::: Exercise data :::

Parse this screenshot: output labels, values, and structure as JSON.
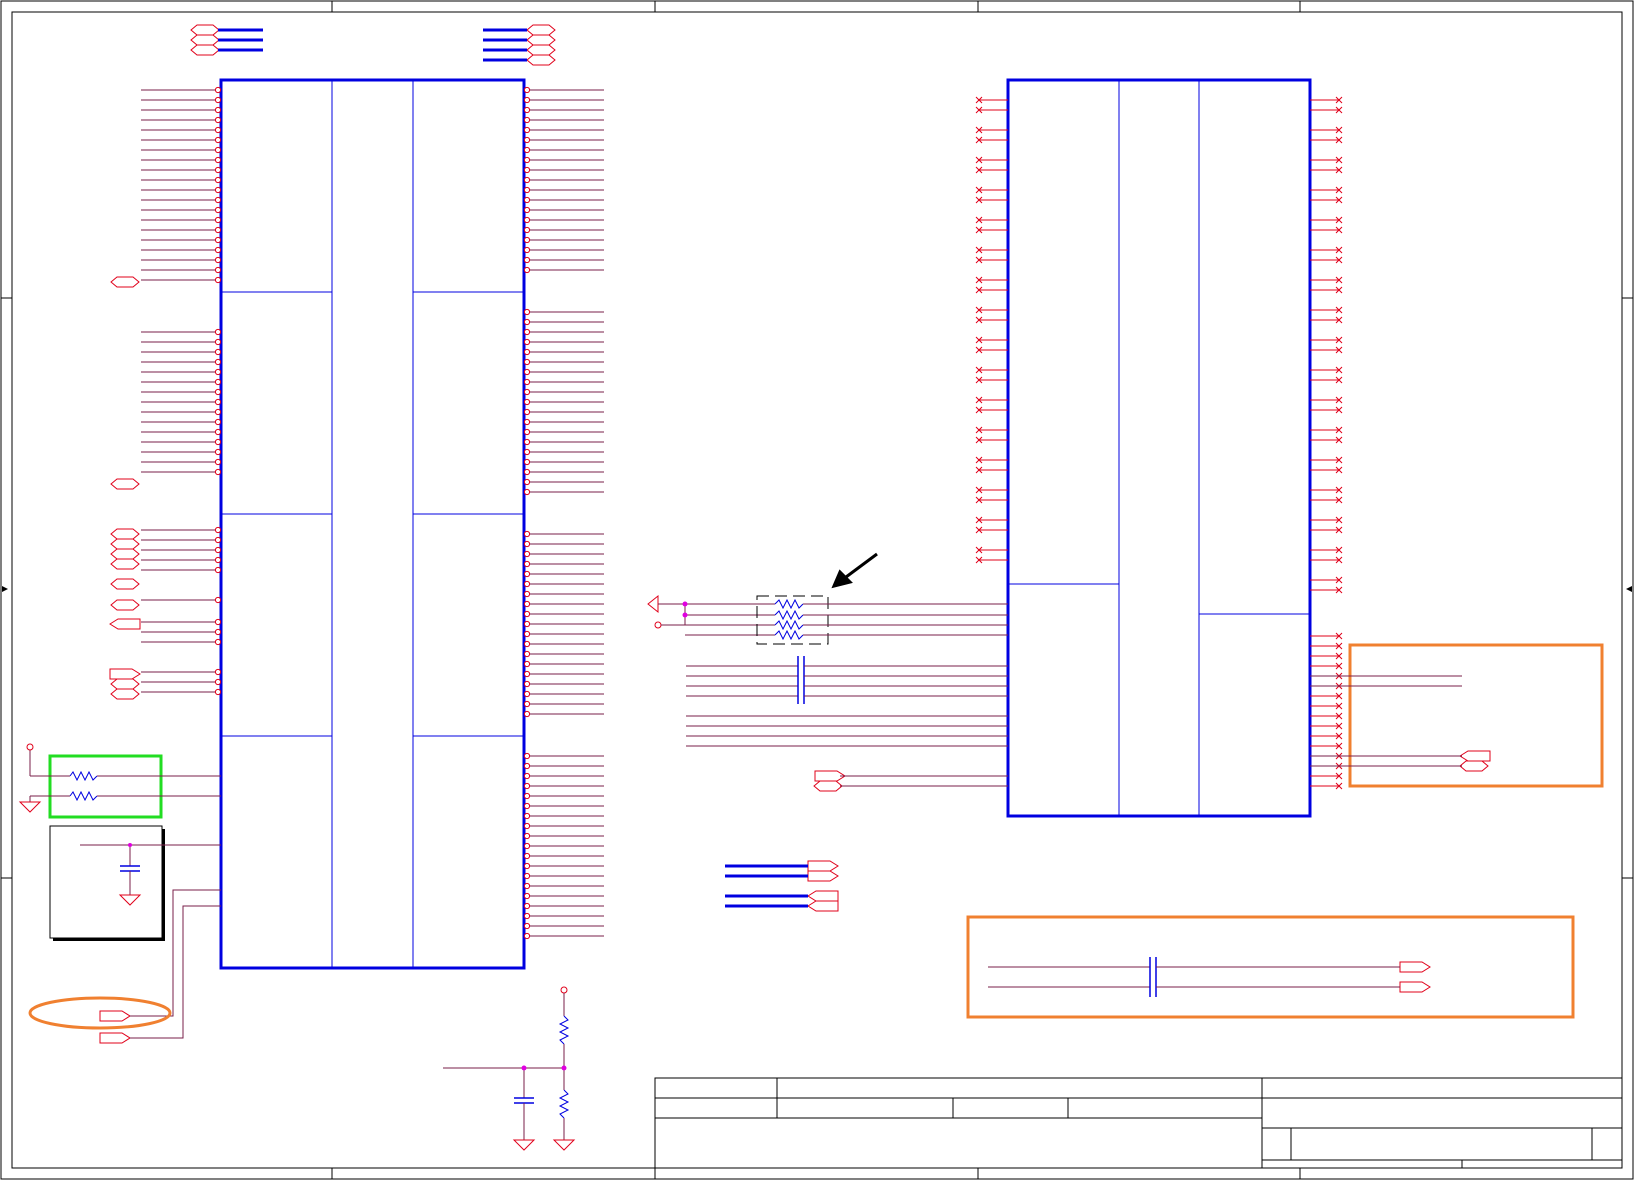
{
  "sheet": {
    "title_block": {
      "rows": 4
    }
  },
  "colors": {
    "wire": "#e0001a",
    "net": "#7a1f4a",
    "component": "#0000e0",
    "frame": "#000000",
    "highlight_green": "#22dd22",
    "highlight_orange": "#f08030",
    "junction": "#e000e0"
  },
  "components": {
    "left_ic": {
      "units": 8
    },
    "right_ic": {
      "units": 5
    },
    "resistor_network": {
      "elements": 4
    },
    "callout_arrow": {
      "direction": "down-left"
    }
  }
}
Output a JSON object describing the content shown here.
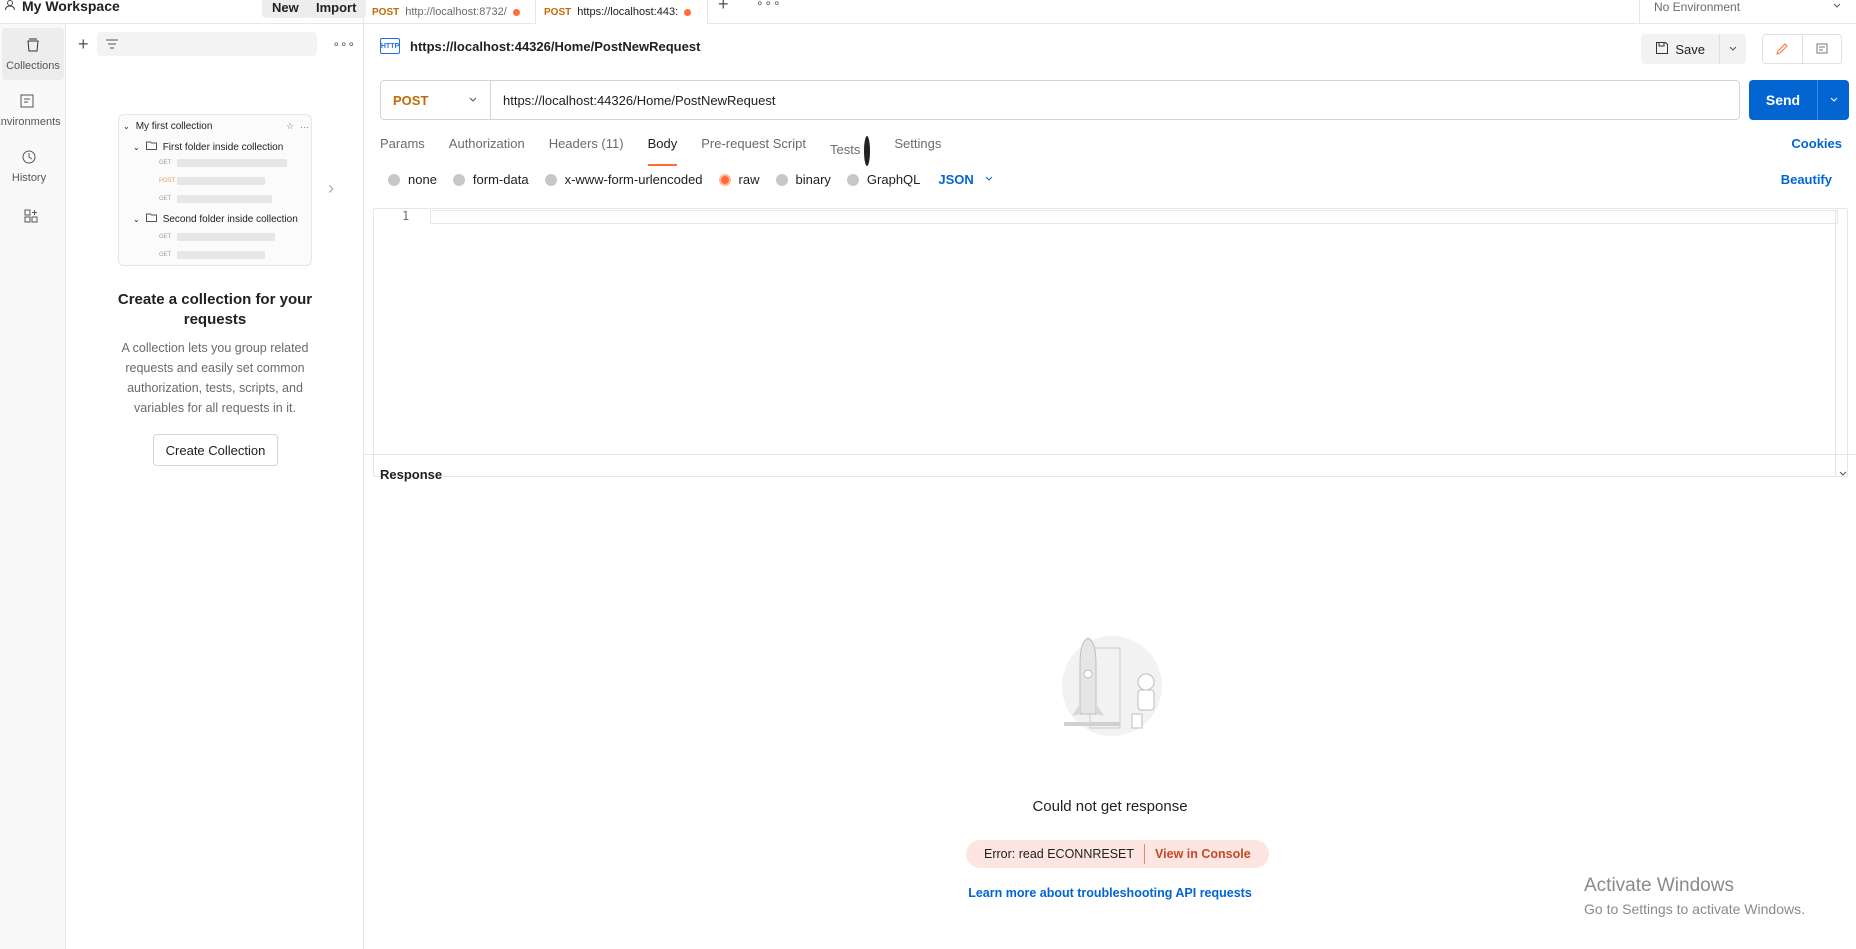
{
  "workspace": {
    "title": "My Workspace",
    "new_label": "New",
    "import_label": "Import"
  },
  "tabs": [
    {
      "method": "POST",
      "label": "http://localhost:8732/"
    },
    {
      "method": "POST",
      "label": "https://localhost:443:"
    }
  ],
  "environment": {
    "selected": "No Environment"
  },
  "rail": {
    "collections": "Collections",
    "environments": "Environments",
    "history": "History"
  },
  "sidebar": {
    "illustration": {
      "collection": "My first collection",
      "folder1": "First folder inside collection",
      "folder2": "Second folder inside collection",
      "method_get": "GET",
      "method_post": "POST"
    },
    "heading": "Create a collection for your requests",
    "description": "A collection lets you group related requests and easily set common authorization, tests, scripts, and variables for all requests in it.",
    "create_label": "Create Collection"
  },
  "request": {
    "title": "https://localhost:44326/Home/PostNewRequest",
    "http_badge": "HTTP",
    "save_label": "Save",
    "method": "POST",
    "url": "https://localhost:44326/Home/PostNewRequest",
    "send_label": "Send",
    "tabs": [
      "Params",
      "Authorization",
      "Headers (11)",
      "Body",
      "Pre-request Script",
      "Tests",
      "Settings"
    ],
    "cookies_label": "Cookies",
    "body_options": [
      "none",
      "form-data",
      "x-www-form-urlencoded",
      "raw",
      "binary",
      "GraphQL"
    ],
    "body_selected": "raw",
    "format": "JSON",
    "beautify_label": "Beautify",
    "line_number": "1"
  },
  "response": {
    "title": "Response",
    "message": "Could not get response",
    "error": "Error: read ECONNRESET",
    "view_console": "View in Console",
    "learn_link": "Learn more about troubleshooting API requests"
  },
  "watermark": {
    "title": "Activate Windows",
    "subtitle": "Go to Settings to activate Windows."
  },
  "colors": {
    "accent": "#ff6c37",
    "primary": "#0265d2",
    "method_post": "#c16a06"
  }
}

:::

Exercise requirements:
Strip out the images, then output the records above word for word.

Output of the task:
Parse this screenshot: output labels, values, and structure as JSON.
{
  "sheet": {
    "title_block": {
      "rows": 4
    }
  },
  "colors": {
    "wire": "#e0001a",
    "net": "#7a1f4a",
    "component": "#0000e0",
    "frame": "#000000",
    "highlight_green": "#22dd22",
    "highlight_orange": "#f08030",
    "junction": "#e000e0"
  },
  "components": {
    "left_ic": {
      "units": 8
    },
    "right_ic": {
      "units": 5
    },
    "resistor_network": {
      "elements": 4
    },
    "callout_arrow": {
      "direction": "down-left"
    }
  }
}
Output a JSON object describing the content shown here.
{
  "workspace": {
    "title": "My Workspace",
    "new_label": "New",
    "import_label": "Import"
  },
  "tabs": [
    {
      "method": "POST",
      "label": "http://localhost:8732/"
    },
    {
      "method": "POST",
      "label": "https://localhost:443:"
    }
  ],
  "environment": {
    "selected": "No Environment"
  },
  "rail": {
    "collections": "Collections",
    "environments": "Environments",
    "history": "History"
  },
  "sidebar": {
    "illustration": {
      "collection": "My first collection",
      "folder1": "First folder inside collection",
      "folder2": "Second folder inside collection",
      "method_get": "GET",
      "method_post": "POST"
    },
    "heading": "Create a collection for your requests",
    "description": "A collection lets you group related requests and easily set common authorization, tests, scripts, and variables for all requests in it.",
    "create_label": "Create Collection"
  },
  "request": {
    "title": "https://localhost:44326/Home/PostNewRequest",
    "http_badge": "HTTP",
    "save_label": "Save",
    "method": "POST",
    "url": "https://localhost:44326/Home/PostNewRequest",
    "send_label": "Send",
    "tabs": [
      "Params",
      "Authorization",
      "Headers (11)",
      "Body",
      "Pre-request Script",
      "Tests",
      "Settings"
    ],
    "cookies_label": "Cookies",
    "body_options": [
      "none",
      "form-data",
      "x-www-form-urlencoded",
      "raw",
      "binary",
      "GraphQL"
    ],
    "body_selected": "raw",
    "format": "JSON",
    "beautify_label": "Beautify",
    "line_number": "1"
  },
  "response": {
    "title": "Response",
    "message": "Could not get response",
    "error": "Error: read ECONNRESET",
    "view_console": "View in Console",
    "learn_link": "Learn more about troubleshooting API requests"
  },
  "watermark": {
    "title": "Activate Windows",
    "subtitle": "Go to Settings to activate Windows."
  },
  "colors": {
    "accent": "#ff6c37",
    "primary": "#0265d2",
    "method_post": "#c16a06"
  }
}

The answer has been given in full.